# Exercise aim
Copy out, unchanged, the lines from the one containing "avatar [27, 755, 107, 835]" through the one containing "contact-status: 1 tin [132, 968, 163, 985]", both included.

── Supplied data ──

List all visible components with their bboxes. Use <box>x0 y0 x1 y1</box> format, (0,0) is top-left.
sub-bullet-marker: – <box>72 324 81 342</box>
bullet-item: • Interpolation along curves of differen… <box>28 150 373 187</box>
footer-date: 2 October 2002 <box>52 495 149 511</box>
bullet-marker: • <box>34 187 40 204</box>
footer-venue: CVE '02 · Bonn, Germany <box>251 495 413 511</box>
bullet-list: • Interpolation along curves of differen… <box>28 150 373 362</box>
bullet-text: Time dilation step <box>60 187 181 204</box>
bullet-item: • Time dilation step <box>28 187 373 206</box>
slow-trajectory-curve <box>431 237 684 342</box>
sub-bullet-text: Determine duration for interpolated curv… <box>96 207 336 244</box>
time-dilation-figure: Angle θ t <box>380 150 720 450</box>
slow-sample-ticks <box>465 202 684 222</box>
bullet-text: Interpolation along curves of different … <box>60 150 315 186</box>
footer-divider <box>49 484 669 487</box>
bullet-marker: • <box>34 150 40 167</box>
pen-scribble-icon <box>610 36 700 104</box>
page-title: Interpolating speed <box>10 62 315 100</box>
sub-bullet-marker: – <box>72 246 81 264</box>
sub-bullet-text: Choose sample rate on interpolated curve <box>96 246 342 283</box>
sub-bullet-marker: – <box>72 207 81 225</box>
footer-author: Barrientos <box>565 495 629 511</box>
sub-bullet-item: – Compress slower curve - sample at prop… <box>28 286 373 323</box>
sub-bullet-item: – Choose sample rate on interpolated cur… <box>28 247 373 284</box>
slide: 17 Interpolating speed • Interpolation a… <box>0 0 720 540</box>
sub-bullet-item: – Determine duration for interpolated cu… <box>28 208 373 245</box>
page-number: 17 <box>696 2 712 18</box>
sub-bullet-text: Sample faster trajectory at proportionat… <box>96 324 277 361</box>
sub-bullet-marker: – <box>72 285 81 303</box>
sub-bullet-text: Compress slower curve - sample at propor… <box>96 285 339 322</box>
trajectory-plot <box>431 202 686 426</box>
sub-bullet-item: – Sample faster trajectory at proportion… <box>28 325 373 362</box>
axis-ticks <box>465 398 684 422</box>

───
── Supplied data ──

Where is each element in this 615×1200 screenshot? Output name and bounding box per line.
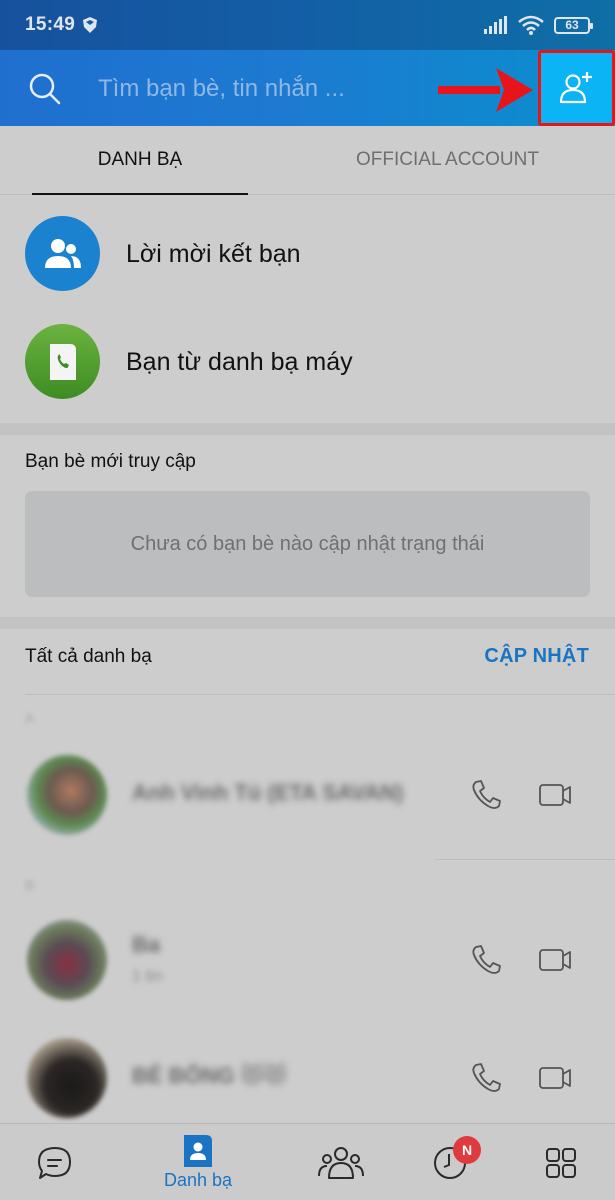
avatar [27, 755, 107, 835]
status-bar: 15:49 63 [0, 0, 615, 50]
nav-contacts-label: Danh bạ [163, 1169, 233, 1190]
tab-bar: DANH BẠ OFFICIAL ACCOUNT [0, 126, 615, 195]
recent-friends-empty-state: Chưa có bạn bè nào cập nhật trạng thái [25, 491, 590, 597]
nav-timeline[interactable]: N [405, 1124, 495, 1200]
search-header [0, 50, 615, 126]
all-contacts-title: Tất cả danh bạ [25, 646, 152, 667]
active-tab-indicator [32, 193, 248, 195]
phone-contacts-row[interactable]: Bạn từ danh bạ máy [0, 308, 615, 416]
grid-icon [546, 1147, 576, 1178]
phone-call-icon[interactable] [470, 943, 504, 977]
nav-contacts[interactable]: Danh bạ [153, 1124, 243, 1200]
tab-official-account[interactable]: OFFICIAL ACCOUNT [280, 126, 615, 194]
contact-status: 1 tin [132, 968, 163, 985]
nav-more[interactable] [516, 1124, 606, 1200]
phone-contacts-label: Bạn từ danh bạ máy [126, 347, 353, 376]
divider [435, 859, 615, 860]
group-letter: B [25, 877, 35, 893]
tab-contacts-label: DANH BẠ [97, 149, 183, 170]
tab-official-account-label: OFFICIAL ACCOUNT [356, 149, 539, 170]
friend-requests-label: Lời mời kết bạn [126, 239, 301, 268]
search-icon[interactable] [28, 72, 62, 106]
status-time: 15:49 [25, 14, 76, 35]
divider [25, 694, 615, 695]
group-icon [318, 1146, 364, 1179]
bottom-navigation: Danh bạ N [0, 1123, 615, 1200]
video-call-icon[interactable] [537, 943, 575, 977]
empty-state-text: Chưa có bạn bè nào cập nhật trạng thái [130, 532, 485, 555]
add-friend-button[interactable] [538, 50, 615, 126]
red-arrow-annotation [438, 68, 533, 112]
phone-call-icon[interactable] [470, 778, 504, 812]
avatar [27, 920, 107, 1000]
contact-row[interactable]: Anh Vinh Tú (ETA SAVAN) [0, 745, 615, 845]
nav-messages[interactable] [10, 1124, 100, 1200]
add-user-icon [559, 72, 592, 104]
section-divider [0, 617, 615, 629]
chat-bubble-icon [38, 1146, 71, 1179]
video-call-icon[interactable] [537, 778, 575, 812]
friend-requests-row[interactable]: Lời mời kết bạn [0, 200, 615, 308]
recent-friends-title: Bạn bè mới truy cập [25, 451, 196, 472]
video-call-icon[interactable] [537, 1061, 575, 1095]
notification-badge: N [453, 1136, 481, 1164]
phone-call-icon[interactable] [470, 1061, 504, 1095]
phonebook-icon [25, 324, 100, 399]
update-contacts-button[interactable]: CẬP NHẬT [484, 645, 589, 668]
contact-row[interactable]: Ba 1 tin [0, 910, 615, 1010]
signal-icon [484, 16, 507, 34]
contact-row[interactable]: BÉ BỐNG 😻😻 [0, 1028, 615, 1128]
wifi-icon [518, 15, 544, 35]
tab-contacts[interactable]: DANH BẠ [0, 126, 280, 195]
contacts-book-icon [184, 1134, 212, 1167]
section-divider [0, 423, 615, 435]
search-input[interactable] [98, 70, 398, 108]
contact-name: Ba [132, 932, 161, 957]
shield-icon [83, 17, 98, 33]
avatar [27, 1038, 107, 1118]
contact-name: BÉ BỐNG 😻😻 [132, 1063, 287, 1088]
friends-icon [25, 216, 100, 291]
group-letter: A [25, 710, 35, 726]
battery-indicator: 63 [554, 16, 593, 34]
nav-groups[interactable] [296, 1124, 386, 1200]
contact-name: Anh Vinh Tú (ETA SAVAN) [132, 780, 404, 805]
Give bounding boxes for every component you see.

───

# Output of the exercise
avatar [27, 755, 107, 835]
status-bar: 15:49 63 [0, 0, 615, 50]
nav-contacts-label: Danh bạ [163, 1169, 233, 1190]
tab-bar: DANH BẠ OFFICIAL ACCOUNT [0, 126, 615, 195]
recent-friends-empty-state: Chưa có bạn bè nào cập nhật trạng thái [25, 491, 590, 597]
nav-timeline[interactable]: N [405, 1124, 495, 1200]
search-header [0, 50, 615, 126]
all-contacts-title: Tất cả danh bạ [25, 646, 152, 667]
active-tab-indicator [32, 193, 248, 195]
phone-contacts-row[interactable]: Bạn từ danh bạ máy [0, 308, 615, 416]
grid-icon [546, 1147, 576, 1178]
phone-call-icon[interactable] [470, 943, 504, 977]
nav-contacts[interactable]: Danh bạ [153, 1124, 243, 1200]
tab-official-account[interactable]: OFFICIAL ACCOUNT [280, 126, 615, 194]
contact-status: 1 tin [132, 968, 163, 985]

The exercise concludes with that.